**WHAT IS NEEDED**
Output the data below in full, character for character.

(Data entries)

** begin **

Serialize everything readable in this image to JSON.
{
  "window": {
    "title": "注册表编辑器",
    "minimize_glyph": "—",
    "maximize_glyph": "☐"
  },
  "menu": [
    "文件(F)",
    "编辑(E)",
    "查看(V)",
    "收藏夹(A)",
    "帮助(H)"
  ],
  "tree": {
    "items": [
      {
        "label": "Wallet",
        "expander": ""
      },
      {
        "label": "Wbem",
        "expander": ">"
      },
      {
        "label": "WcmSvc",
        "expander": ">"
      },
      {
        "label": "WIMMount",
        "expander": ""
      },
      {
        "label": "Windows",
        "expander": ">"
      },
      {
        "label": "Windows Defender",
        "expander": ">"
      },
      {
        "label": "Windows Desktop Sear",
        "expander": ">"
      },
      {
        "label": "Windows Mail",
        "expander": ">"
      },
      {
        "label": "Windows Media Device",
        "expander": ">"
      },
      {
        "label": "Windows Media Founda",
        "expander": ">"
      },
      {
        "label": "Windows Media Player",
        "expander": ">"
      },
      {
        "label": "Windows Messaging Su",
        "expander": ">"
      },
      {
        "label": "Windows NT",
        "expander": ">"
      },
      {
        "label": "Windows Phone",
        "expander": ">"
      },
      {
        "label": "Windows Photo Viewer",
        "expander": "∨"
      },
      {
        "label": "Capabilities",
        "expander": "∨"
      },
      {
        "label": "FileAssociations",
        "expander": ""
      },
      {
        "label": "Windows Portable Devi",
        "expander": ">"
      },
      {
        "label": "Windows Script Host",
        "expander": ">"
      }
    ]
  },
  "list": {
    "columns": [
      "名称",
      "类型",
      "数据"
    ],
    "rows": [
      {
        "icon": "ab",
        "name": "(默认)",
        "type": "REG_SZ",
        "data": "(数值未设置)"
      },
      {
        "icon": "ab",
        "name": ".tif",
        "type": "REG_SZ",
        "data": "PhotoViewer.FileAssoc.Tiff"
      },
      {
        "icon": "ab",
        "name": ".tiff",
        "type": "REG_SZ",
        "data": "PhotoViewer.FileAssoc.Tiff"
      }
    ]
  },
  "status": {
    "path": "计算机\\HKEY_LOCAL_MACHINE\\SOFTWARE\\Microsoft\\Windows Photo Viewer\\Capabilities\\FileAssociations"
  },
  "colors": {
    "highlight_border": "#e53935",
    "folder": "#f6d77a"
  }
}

** end **

**COMPLETE ANSWER**
Serialize everything readable in this image to JSON.
{
  "window": {
    "title": "注册表编辑器",
    "minimize_glyph": "—",
    "maximize_glyph": "☐"
  },
  "menu": [
    "文件(F)",
    "编辑(E)",
    "查看(V)",
    "收藏夹(A)",
    "帮助(H)"
  ],
  "tree": {
    "items": [
      {
        "label": "Wallet",
        "expander": ""
      },
      {
        "label": "Wbem",
        "expander": ">"
      },
      {
        "label": "WcmSvc",
        "expander": ">"
      },
      {
        "label": "WIMMount",
        "expander": ""
      },
      {
        "label": "Windows",
        "expander": ">"
      },
      {
        "label": "Windows Defender",
        "expander": ">"
      },
      {
        "label": "Windows Desktop Sear",
        "expander": ">"
      },
      {
        "label": "Windows Mail",
        "expander": ">"
      },
      {
        "label": "Windows Media Device",
        "expander": ">"
      },
      {
        "label": "Windows Media Founda",
        "expander": ">"
      },
      {
        "label": "Windows Media Player",
        "expander": ">"
      },
      {
        "label": "Windows Messaging Su",
        "expander": ">"
      },
      {
        "label": "Windows NT",
        "expander": ">"
      },
      {
        "label": "Windows Phone",
        "expander": ">"
      },
      {
        "label": "Windows Photo Viewer",
        "expander": "∨"
      },
      {
        "label": "Capabilities",
        "expander": "∨"
      },
      {
        "label": "FileAssociations",
        "expander": ""
      },
      {
        "label": "Windows Portable Devi",
        "expander": ">"
      },
      {
        "label": "Windows Script Host",
        "expander": ">"
      }
    ]
  },
  "list": {
    "columns": [
      "名称",
      "类型",
      "数据"
    ],
    "rows": [
      {
        "icon": "ab",
        "name": "(默认)",
        "type": "REG_SZ",
        "data": "(数值未设置)"
      },
      {
        "icon": "ab",
        "name": ".tif",
        "type": "REG_SZ",
        "data": "PhotoViewer.FileAssoc.Tiff"
      },
      {
        "icon": "ab",
        "name": ".tiff",
        "type": "REG_SZ",
        "data": "PhotoViewer.FileAssoc.Tiff"
      }
    ]
  },
  "status": {
    "path": "计算机\\HKEY_LOCAL_MACHINE\\SOFTWARE\\Microsoft\\Windows Photo Viewer\\Capabilities\\FileAssociations"
  },
  "colors": {
    "highlight_border": "#e53935",
    "folder": "#f6d77a"
  }
}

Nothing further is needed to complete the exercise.